What to work on –
Reproduce all lines of the listing below in which the word "subtitle" occurs.

Collected data
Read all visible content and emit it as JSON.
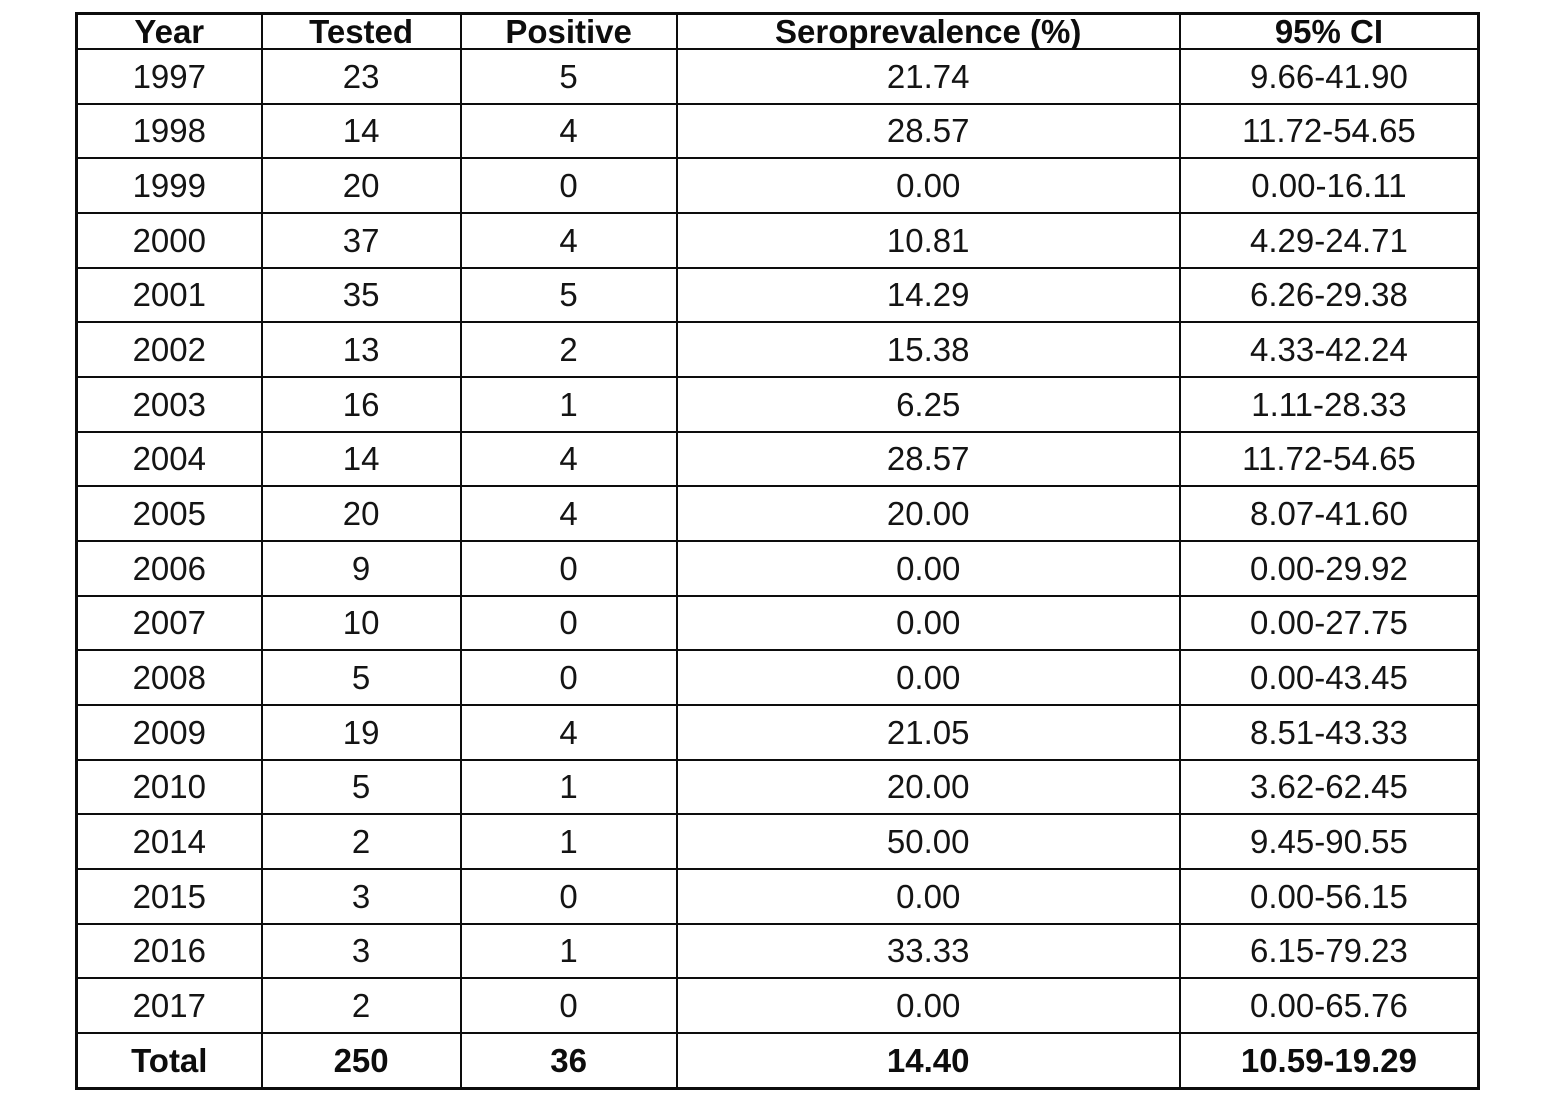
{
  "colors": {
    "background": "#ffffff",
    "border": "#0d0d0d",
    "text": "#141414"
  },
  "table": {
    "columns": [
      "Year",
      "Tested",
      "Positive",
      "Seroprevalence (%)",
      "95% CI"
    ],
    "rows": [
      [
        "1997",
        "23",
        "5",
        "21.74",
        "9.66-41.90"
      ],
      [
        "1998",
        "14",
        "4",
        "28.57",
        "11.72-54.65"
      ],
      [
        "1999",
        "20",
        "0",
        "0.00",
        "0.00-16.11"
      ],
      [
        "2000",
        "37",
        "4",
        "10.81",
        "4.29-24.71"
      ],
      [
        "2001",
        "35",
        "5",
        "14.29",
        "6.26-29.38"
      ],
      [
        "2002",
        "13",
        "2",
        "15.38",
        "4.33-42.24"
      ],
      [
        "2003",
        "16",
        "1",
        "6.25",
        "1.11-28.33"
      ],
      [
        "2004",
        "14",
        "4",
        "28.57",
        "11.72-54.65"
      ],
      [
        "2005",
        "20",
        "4",
        "20.00",
        "8.07-41.60"
      ],
      [
        "2006",
        "9",
        "0",
        "0.00",
        "0.00-29.92"
      ],
      [
        "2007",
        "10",
        "0",
        "0.00",
        "0.00-27.75"
      ],
      [
        "2008",
        "5",
        "0",
        "0.00",
        "0.00-43.45"
      ],
      [
        "2009",
        "19",
        "4",
        "21.05",
        "8.51-43.33"
      ],
      [
        "2010",
        "5",
        "1",
        "20.00",
        "3.62-62.45"
      ],
      [
        "2014",
        "2",
        "1",
        "50.00",
        "9.45-90.55"
      ],
      [
        "2015",
        "3",
        "0",
        "0.00",
        "0.00-56.15"
      ],
      [
        "2016",
        "3",
        "1",
        "33.33",
        "6.15-79.23"
      ],
      [
        "2017",
        "2",
        "0",
        "0.00",
        "0.00-65.76"
      ]
    ],
    "total_row": [
      "Total",
      "250",
      "36",
      "14.40",
      "10.59-19.29"
    ]
  },
  "chart_data": {
    "type": "table",
    "title": "",
    "columns": [
      "Year",
      "Tested",
      "Positive",
      "Seroprevalence (%)",
      "95% CI"
    ],
    "rows": [
      [
        "1997",
        23,
        5,
        21.74,
        "9.66-41.90"
      ],
      [
        "1998",
        14,
        4,
        28.57,
        "11.72-54.65"
      ],
      [
        "1999",
        20,
        0,
        0.0,
        "0.00-16.11"
      ],
      [
        "2000",
        37,
        4,
        10.81,
        "4.29-24.71"
      ],
      [
        "2001",
        35,
        5,
        14.29,
        "6.26-29.38"
      ],
      [
        "2002",
        13,
        2,
        15.38,
        "4.33-42.24"
      ],
      [
        "2003",
        16,
        1,
        6.25,
        "1.11-28.33"
      ],
      [
        "2004",
        14,
        4,
        28.57,
        "11.72-54.65"
      ],
      [
        "2005",
        20,
        4,
        20.0,
        "8.07-41.60"
      ],
      [
        "2006",
        9,
        0,
        0.0,
        "0.00-29.92"
      ],
      [
        "2007",
        10,
        0,
        0.0,
        "0.00-27.75"
      ],
      [
        "2008",
        5,
        0,
        0.0,
        "0.00-43.45"
      ],
      [
        "2009",
        19,
        4,
        21.05,
        "8.51-43.33"
      ],
      [
        "2010",
        5,
        1,
        20.0,
        "3.62-62.45"
      ],
      [
        "2014",
        2,
        1,
        50.0,
        "9.45-90.55"
      ],
      [
        "2015",
        3,
        0,
        0.0,
        "0.00-56.15"
      ],
      [
        "2016",
        3,
        1,
        33.33,
        "6.15-79.23"
      ],
      [
        "2017",
        2,
        0,
        0.0,
        "0.00-65.76"
      ],
      [
        "Total",
        250,
        36,
        14.4,
        "10.59-19.29"
      ]
    ]
  }
}
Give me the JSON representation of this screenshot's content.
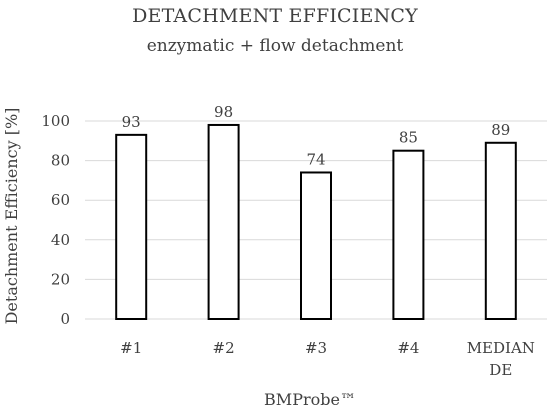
{
  "chart_data": {
    "type": "bar",
    "title": "DETACHMENT EFFICIENCY",
    "subtitle": "enzymatic + flow detachment",
    "xlabel": "BMProbe™",
    "ylabel": "Detachment Efficiency [%]",
    "categories": [
      [
        "#1"
      ],
      [
        "#2"
      ],
      [
        "#3"
      ],
      [
        "#4"
      ],
      [
        "MEDIAN",
        "DE"
      ]
    ],
    "values": [
      93,
      98,
      74,
      85,
      89
    ],
    "data_labels": [
      "93",
      "98",
      "74",
      "85",
      "89"
    ],
    "ylim": [
      0,
      100
    ],
    "yticks": [
      0,
      20,
      40,
      60,
      80,
      100
    ],
    "grid": true,
    "legend": "none",
    "colors": {
      "bar_fill": "#ffffff",
      "bar_stroke": "#000000",
      "grid": "#d9d9d9",
      "text": "#404040"
    }
  }
}
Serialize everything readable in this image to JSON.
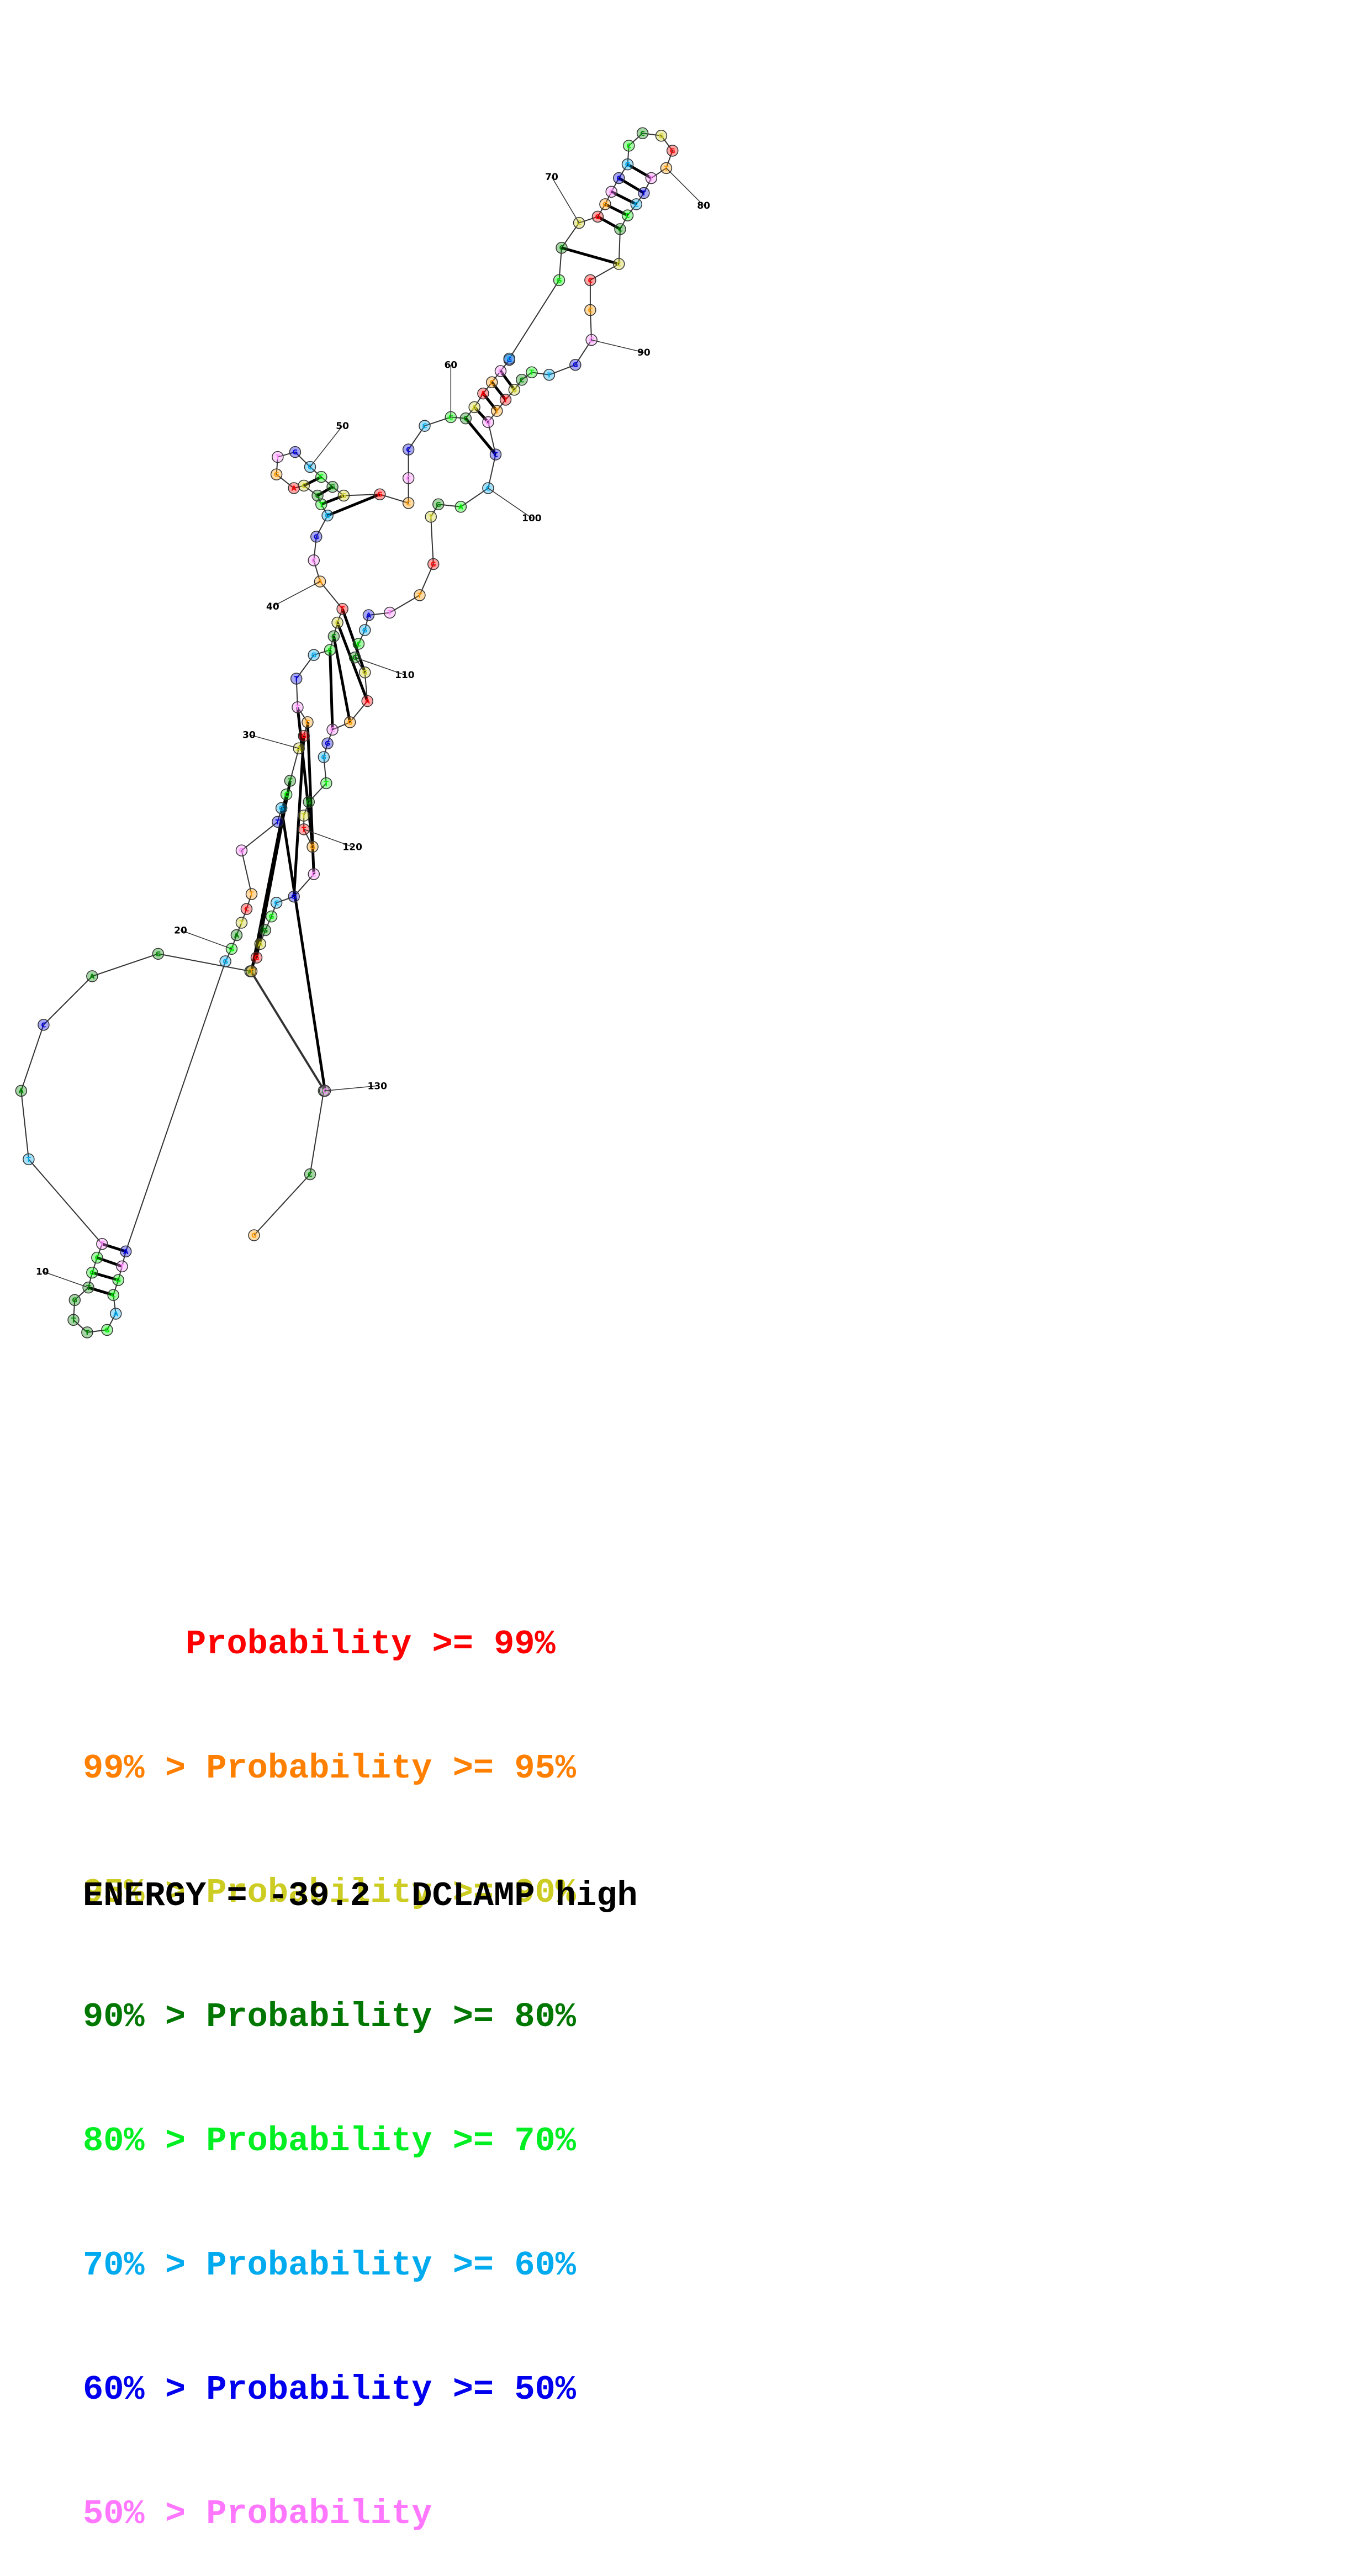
{
  "diagram": {
    "nucleotides": [
      {
        "letter": "G",
        "color": "#ff9900"
      },
      {
        "letter": "C",
        "color": "#008800"
      },
      {
        "letter": "A",
        "color": "#008800"
      },
      {
        "letter": "A",
        "color": "#008800"
      },
      {
        "letter": "G",
        "color": "#008800"
      },
      {
        "letter": "A",
        "color": "#008800"
      },
      {
        "letter": "C",
        "color": "#0000dd"
      },
      {
        "letter": "A",
        "color": "#008800"
      },
      {
        "letter": "T",
        "color": "#00aaee"
      },
      {
        "letter": "T",
        "color": "#ff88ff"
      },
      {
        "letter": "C",
        "color": "#00ee00"
      },
      {
        "letter": "G",
        "color": "#00ee00"
      },
      {
        "letter": "T",
        "color": "#008800"
      },
      {
        "letter": "G",
        "color": "#008800"
      },
      {
        "letter": "T",
        "color": "#008800"
      },
      {
        "letter": "T",
        "color": "#008800"
      },
      {
        "letter": "G",
        "color": "#00ee00"
      },
      {
        "letter": "A",
        "color": "#00aaee"
      },
      {
        "letter": "C",
        "color": "#00ee00"
      },
      {
        "letter": "G",
        "color": "#00ee00"
      },
      {
        "letter": "T",
        "color": "#ff88ff"
      }
    ],
    "position_labels": [
      "10",
      "20",
      "30",
      "40",
      "50",
      "60",
      "70",
      "80",
      "90",
      "100",
      "110",
      "120",
      "130"
    ]
  },
  "legend": {
    "rows": [
      {
        "text": "     Probability >= 99%",
        "color": "#ff0000"
      },
      {
        "text": "99% > Probability >= 95%",
        "color": "#ff7f00"
      },
      {
        "text": "95% > Probability >= 90%",
        "color": "#cccc22"
      },
      {
        "text": "90% > Probability >= 80%",
        "color": "#007700"
      },
      {
        "text": "80% > Probability >= 70%",
        "color": "#00ee22"
      },
      {
        "text": "70% > Probability >= 60%",
        "color": "#00aaee"
      },
      {
        "text": "60% > Probability >= 50%",
        "color": "#0000ee"
      },
      {
        "text": "50% > Probability",
        "color": "#ff77ff"
      }
    ],
    "energy": "ENERGY = -39.2  DCLAMP high"
  }
}
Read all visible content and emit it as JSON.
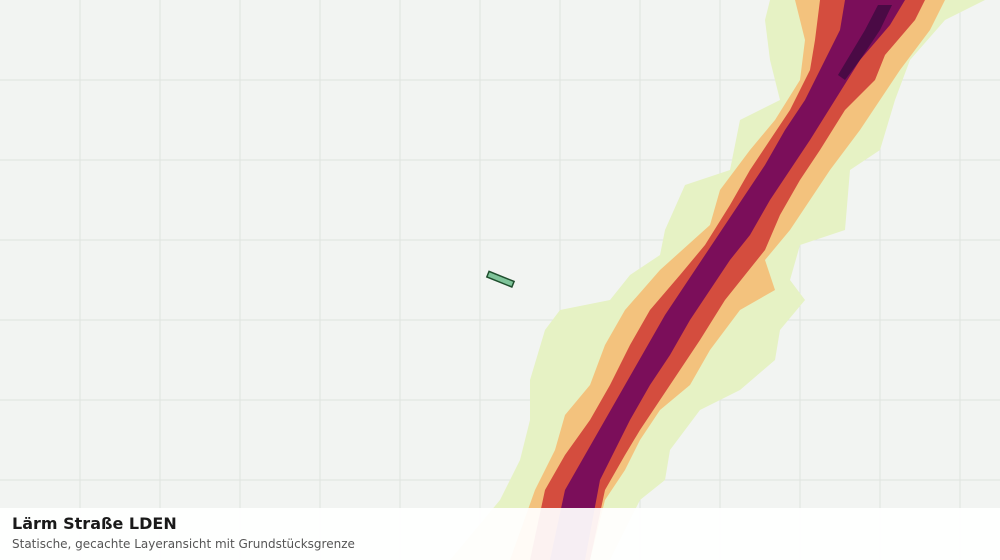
{
  "legend": {
    "title": "Lärm Straße LDEN",
    "subtitle": "Statische, gecachte Layeransicht mit Grundstücksgrenze"
  }
}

Finished task –
    "subtitle": "enzymatic + flow detachment",
    "subtitle": "Statische, gecachte Layeransicht mit Grundstücksgrenze"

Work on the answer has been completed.